** THE EXERCISE **
Using the listing below, give the number of lines where "opening" appears, and nothing else.

** Records from a collection **
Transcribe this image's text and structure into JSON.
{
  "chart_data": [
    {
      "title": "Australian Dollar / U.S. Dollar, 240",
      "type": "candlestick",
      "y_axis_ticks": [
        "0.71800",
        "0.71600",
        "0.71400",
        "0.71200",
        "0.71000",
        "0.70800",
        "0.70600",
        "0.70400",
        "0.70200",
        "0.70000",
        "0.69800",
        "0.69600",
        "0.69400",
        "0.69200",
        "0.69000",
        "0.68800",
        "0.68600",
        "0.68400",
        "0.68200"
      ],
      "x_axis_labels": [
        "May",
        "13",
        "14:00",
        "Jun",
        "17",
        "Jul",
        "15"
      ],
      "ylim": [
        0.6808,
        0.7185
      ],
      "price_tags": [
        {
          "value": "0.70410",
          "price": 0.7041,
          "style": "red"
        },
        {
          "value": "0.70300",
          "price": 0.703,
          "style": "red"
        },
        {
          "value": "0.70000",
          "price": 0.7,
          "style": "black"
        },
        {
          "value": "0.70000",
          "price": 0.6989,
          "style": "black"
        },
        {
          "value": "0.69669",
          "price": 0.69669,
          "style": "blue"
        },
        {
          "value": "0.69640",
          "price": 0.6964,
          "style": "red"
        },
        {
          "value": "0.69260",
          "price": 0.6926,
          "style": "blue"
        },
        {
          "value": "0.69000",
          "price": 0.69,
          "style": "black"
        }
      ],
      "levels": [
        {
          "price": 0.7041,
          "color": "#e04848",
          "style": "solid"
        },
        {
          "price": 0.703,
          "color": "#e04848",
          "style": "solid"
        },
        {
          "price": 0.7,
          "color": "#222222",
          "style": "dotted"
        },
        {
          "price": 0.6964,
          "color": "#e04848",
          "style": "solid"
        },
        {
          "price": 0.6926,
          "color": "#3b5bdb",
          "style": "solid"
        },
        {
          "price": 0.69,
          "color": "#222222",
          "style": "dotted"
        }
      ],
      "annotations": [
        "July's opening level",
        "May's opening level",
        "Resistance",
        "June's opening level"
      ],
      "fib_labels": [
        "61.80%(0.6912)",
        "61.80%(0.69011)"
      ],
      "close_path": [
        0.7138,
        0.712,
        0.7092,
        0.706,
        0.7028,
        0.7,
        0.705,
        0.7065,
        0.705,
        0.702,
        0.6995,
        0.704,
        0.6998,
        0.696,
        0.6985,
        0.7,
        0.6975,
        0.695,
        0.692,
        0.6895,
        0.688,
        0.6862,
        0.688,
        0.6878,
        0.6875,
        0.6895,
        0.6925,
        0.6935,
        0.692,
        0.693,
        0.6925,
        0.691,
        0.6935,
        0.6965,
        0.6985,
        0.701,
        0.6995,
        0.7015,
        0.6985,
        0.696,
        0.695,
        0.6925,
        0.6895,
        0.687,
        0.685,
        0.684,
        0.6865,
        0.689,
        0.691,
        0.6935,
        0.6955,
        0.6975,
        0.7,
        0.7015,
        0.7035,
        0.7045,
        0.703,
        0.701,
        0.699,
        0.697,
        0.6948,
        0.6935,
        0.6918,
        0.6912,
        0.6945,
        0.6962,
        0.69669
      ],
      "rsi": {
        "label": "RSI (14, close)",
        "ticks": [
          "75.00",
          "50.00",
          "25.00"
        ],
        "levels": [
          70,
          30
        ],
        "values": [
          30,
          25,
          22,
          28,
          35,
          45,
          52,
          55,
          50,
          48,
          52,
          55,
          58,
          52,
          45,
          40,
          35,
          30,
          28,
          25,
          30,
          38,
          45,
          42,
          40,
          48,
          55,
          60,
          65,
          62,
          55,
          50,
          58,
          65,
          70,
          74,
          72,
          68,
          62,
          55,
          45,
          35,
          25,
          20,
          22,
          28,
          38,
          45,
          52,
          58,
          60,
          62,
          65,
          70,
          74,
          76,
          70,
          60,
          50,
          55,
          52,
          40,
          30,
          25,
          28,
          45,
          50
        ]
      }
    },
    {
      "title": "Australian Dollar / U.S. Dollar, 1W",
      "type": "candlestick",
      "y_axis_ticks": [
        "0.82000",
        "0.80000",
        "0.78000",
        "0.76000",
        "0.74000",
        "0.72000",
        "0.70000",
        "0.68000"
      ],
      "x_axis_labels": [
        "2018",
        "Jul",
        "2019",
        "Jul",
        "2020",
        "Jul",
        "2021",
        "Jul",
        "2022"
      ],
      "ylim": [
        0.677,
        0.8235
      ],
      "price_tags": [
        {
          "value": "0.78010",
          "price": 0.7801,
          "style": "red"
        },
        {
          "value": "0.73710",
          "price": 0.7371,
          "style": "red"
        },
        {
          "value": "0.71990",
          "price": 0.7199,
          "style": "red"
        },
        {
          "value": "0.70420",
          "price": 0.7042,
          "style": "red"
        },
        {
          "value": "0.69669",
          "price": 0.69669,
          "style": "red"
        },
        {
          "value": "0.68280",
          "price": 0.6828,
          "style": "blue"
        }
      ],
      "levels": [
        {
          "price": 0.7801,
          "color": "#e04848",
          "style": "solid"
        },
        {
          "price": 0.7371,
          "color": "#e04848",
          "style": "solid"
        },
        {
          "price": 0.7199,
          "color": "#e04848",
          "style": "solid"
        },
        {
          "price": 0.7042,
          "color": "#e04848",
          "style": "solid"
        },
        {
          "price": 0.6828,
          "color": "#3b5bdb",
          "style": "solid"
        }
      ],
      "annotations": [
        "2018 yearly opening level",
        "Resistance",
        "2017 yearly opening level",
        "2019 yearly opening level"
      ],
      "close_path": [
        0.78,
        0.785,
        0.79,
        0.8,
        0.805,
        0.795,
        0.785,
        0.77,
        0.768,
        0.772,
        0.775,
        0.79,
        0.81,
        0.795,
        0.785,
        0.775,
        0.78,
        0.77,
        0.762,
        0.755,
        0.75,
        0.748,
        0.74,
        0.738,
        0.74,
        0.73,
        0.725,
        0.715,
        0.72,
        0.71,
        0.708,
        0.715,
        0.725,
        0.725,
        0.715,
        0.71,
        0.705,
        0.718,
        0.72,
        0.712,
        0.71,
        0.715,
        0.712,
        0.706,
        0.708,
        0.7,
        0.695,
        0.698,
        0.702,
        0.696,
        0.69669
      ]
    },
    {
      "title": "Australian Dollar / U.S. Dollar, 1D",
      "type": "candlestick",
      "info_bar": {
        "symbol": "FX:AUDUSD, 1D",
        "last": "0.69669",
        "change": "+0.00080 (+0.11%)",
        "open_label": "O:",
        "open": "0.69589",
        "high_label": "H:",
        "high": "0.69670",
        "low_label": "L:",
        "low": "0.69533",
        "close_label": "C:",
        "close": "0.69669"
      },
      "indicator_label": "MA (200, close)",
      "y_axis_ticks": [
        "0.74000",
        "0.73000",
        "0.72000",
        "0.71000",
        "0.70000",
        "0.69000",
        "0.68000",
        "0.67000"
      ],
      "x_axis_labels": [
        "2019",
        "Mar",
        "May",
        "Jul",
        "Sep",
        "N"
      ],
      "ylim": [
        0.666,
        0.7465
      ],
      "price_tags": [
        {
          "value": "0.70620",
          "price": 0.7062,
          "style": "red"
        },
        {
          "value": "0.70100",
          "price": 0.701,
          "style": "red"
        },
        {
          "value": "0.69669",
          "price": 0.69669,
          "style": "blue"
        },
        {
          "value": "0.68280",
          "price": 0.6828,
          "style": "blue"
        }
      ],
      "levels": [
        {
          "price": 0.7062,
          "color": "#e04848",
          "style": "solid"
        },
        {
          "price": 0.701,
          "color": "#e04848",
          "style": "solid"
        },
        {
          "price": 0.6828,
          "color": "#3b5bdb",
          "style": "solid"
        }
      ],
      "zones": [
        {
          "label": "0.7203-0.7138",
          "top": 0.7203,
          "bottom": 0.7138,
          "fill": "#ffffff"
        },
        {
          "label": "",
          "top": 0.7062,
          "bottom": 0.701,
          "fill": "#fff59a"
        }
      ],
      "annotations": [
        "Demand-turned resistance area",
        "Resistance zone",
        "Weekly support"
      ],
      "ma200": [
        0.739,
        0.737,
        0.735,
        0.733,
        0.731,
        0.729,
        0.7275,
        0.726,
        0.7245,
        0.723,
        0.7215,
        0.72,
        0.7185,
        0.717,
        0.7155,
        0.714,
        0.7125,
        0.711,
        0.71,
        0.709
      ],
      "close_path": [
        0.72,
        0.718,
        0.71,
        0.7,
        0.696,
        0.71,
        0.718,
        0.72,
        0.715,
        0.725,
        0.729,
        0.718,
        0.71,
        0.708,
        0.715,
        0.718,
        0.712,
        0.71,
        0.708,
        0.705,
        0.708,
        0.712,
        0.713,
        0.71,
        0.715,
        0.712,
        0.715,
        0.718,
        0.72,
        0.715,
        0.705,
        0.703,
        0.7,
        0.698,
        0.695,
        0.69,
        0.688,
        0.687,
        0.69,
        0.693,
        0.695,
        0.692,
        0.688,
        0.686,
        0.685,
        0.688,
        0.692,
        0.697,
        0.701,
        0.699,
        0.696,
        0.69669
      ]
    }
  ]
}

** ANSWER TO THIS EXERCISE **
6